START

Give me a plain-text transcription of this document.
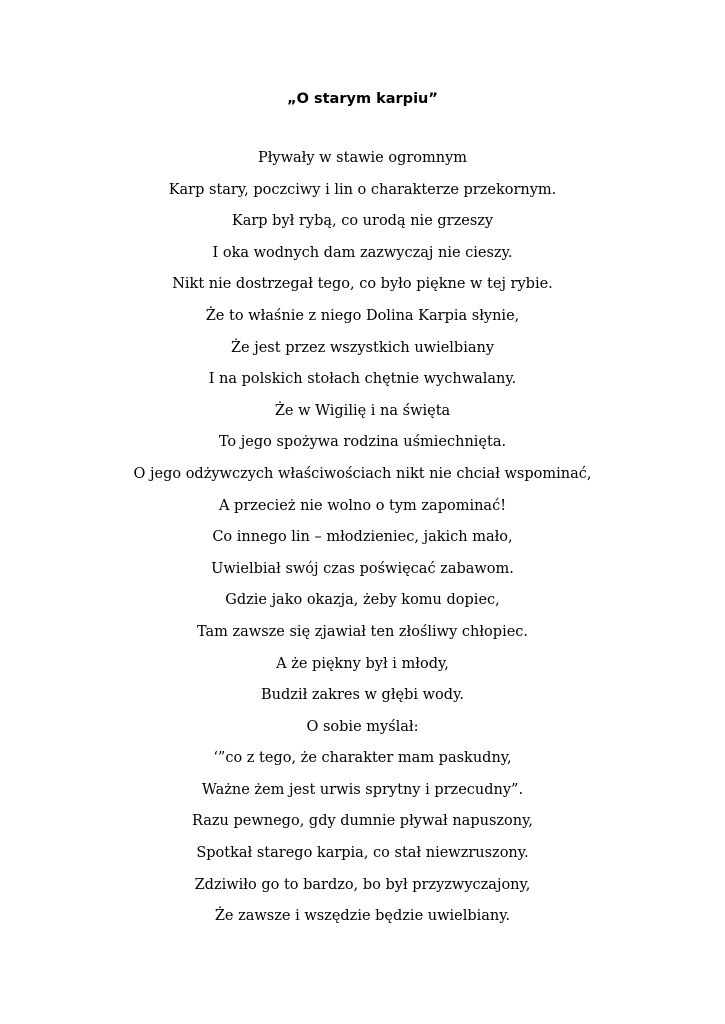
„O starym karpiu”
Pływały w stawie ogromnym
Karp stary, poczciwy i lin o charakterze przekornym.
Karp był rybą, co urodą nie grzeszy
I oka wodnych dam zazwyczaj nie cieszy.
Nikt nie dostrzegał tego, co było piękne w tej rybie.
Że to właśnie z niego Dolina Karpia słynie,
Że jest przez wszystkich uwielbiany
I na polskich stołach chętnie wychwalany.
Że w Wigilię i na święta
To jego spożywa rodzina uśmiechnięta.
O jego odżywczych właściwościach nikt nie chciał wspominać,
A przecież nie wolno o tym zapominać!
Co innego lin – młodzieniec, jakich mało,
Uwielbiał swój czas poświęcać zabawom.
Gdzie jako okazja, żeby komu dopiec,
Tam zawsze się zjawiał ten złośliwy chłopiec.
A że piękny był i młody,
Budził zakres w głębi wody.
O sobie myślał:
‘”co z tego, że charakter mam paskudny,
Ważne żem jest urwis sprytny i przecudny”.
Razu pewnego, gdy dumnie pływał napuszony,
Spotkał starego karpia, co stał niewzruszony.
Zdziwiło go to bardzo, bo był przyzwyczajony,
Że zawsze i wszędzie będzie uwielbiany.
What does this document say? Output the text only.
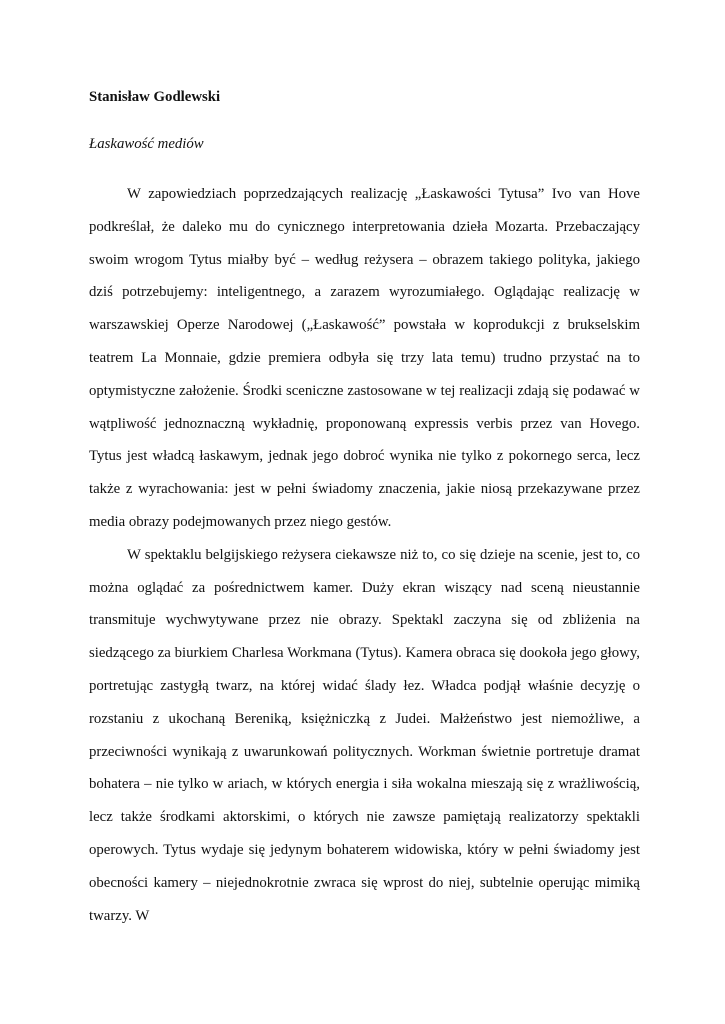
Stanisław Godlewski

Łaskawość mediów

W zapowiedziach poprzedzających realizację „Łaskawości Tytusa” Ivo van Hove podkreślał, że daleko mu do cynicznego interpretowania dzieła Mozarta. Przebaczający swoim wrogom Tytus miałby być – według reżysera – obrazem takiego polityka, jakiego dziś potrzebujemy: inteligentnego, a zarazem wyrozumiałego. Oglądając realizację w warszawskiej Operze Narodowej („Łaskawość” powstała w koprodukcji z brukselskim teatrem La Monnaie, gdzie premiera odbyła się trzy lata temu) trudno przystać na to optymistyczne założenie. Środki sceniczne zastosowane w tej realizacji zdają się podawać w wątpliwość jednoznaczną wykładnię, proponowaną expressis verbis przez van Hovego. Tytus jest władcą łaskawym, jednak jego dobroć wynika nie tylko z pokornego serca, lecz także z wyrachowania: jest w pełni świadomy znaczenia, jakie niosą przekazywane przez media obrazy podejmowanych przez niego gestów.

W spektaklu belgijskiego reżysera ciekawsze niż to, co się dzieje na scenie, jest to, co można oglądać za pośrednictwem kamer. Duży ekran wiszący nad sceną nieustannie transmituje wychwytywane przez nie obrazy. Spektakl zaczyna się od zbliżenia na siedzącego za biurkiem Charlesa Workmana (Tytus). Kamera obraca się dookoła jego głowy, portretując zastygłą twarz, na której widać ślady łez. Władca podjął właśnie decyzję o rozstaniu z ukochaną Bereniką, księżniczką z Judei. Małżeństwo jest niemożliwe, a przeciwności wynikają z uwarunkowań politycznych. Workman świetnie portretuje dramat bohatera – nie tylko w ariach, w których energia i siła wokalna mieszają się z wrażliwością, lecz także środkami aktorskimi, o których nie zawsze pamiętają realizatorzy spektakli operowych. Tytus wydaje się jedynym bohaterem widowiska, który w pełni świadomy jest obecności kamery – niejednokrotnie zwraca się wprost do niej, subtelnie operując mimiką twarzy. W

END

Using the material above, set down every line exactly, but skip the pictures.

Reply to the task:
Give me a plain-text transcription of this document.
„O starym karpiu”
Pływały w stawie ogromnym
Karp stary, poczciwy i lin o charakterze przekornym.
Karp był rybą, co urodą nie grzeszy
I oka wodnych dam zazwyczaj nie cieszy.
Nikt nie dostrzegał tego, co było piękne w tej rybie.
Że to właśnie z niego Dolina Karpia słynie,
Że jest przez wszystkich uwielbiany
I na polskich stołach chętnie wychwalany.
Że w Wigilię i na święta
To jego spożywa rodzina uśmiechnięta.
O jego odżywczych właściwościach nikt nie chciał wspominać,
A przecież nie wolno o tym zapominać!
Co innego lin – młodzieniec, jakich mało,
Uwielbiał swój czas poświęcać zabawom.
Gdzie jako okazja, żeby komu dopiec,
Tam zawsze się zjawiał ten złośliwy chłopiec.
A że piękny był i młody,
Budził zakres w głębi wody.
O sobie myślał:
‘”co z tego, że charakter mam paskudny,
Ważne żem jest urwis sprytny i przecudny”.
Razu pewnego, gdy dumnie pływał napuszony,
Spotkał starego karpia, co stał niewzruszony.
Zdziwiło go to bardzo, bo był przyzwyczajony,
Że zawsze i wszędzie będzie uwielbiany.
What does this document say? Output the text only.
Stanisław Godlewski

Łaskawość mediów

W zapowiedziach poprzedzających realizację „Łaskawości Tytusa” Ivo van Hove podkreślał, że daleko mu do cynicznego interpretowania dzieła Mozarta. Przebaczający swoim wrogom Tytus miałby być – według reżysera – obrazem takiego polityka, jakiego dziś potrzebujemy: inteligentnego, a zarazem wyrozumiałego. Oglądając realizację w warszawskiej Operze Narodowej („Łaskawość” powstała w koprodukcji z brukselskim teatrem La Monnaie, gdzie premiera odbyła się trzy lata temu) trudno przystać na to optymistyczne założenie. Środki sceniczne zastosowane w tej realizacji zdają się podawać w wątpliwość jednoznaczną wykładnię, proponowaną expressis verbis przez van Hovego. Tytus jest władcą łaskawym, jednak jego dobroć wynika nie tylko z pokornego serca, lecz także z wyrachowania: jest w pełni świadomy znaczenia, jakie niosą przekazywane przez media obrazy podejmowanych przez niego gestów.

W spektaklu belgijskiego reżysera ciekawsze niż to, co się dzieje na scenie, jest to, co można oglądać za pośrednictwem kamer. Duży ekran wiszący nad sceną nieustannie transmituje wychwytywane przez nie obrazy. Spektakl zaczyna się od zbliżenia na siedzącego za biurkiem Charlesa Workmana (Tytus). Kamera obraca się dookoła jego głowy, portretując zastygłą twarz, na której widać ślady łez. Władca podjął właśnie decyzję o rozstaniu z ukochaną Bereniką, księżniczką z Judei. Małżeństwo jest niemożliwe, a przeciwności wynikają z uwarunkowań politycznych. Workman świetnie portretuje dramat bohatera – nie tylko w ariach, w których energia i siła wokalna mieszają się z wrażliwością, lecz także środkami aktorskimi, o których nie zawsze pamiętają realizatorzy spektakli operowych. Tytus wydaje się jedynym bohaterem widowiska, który w pełni świadomy jest obecności kamery – niejednokrotnie zwraca się wprost do niej, subtelnie operując mimiką twarzy. W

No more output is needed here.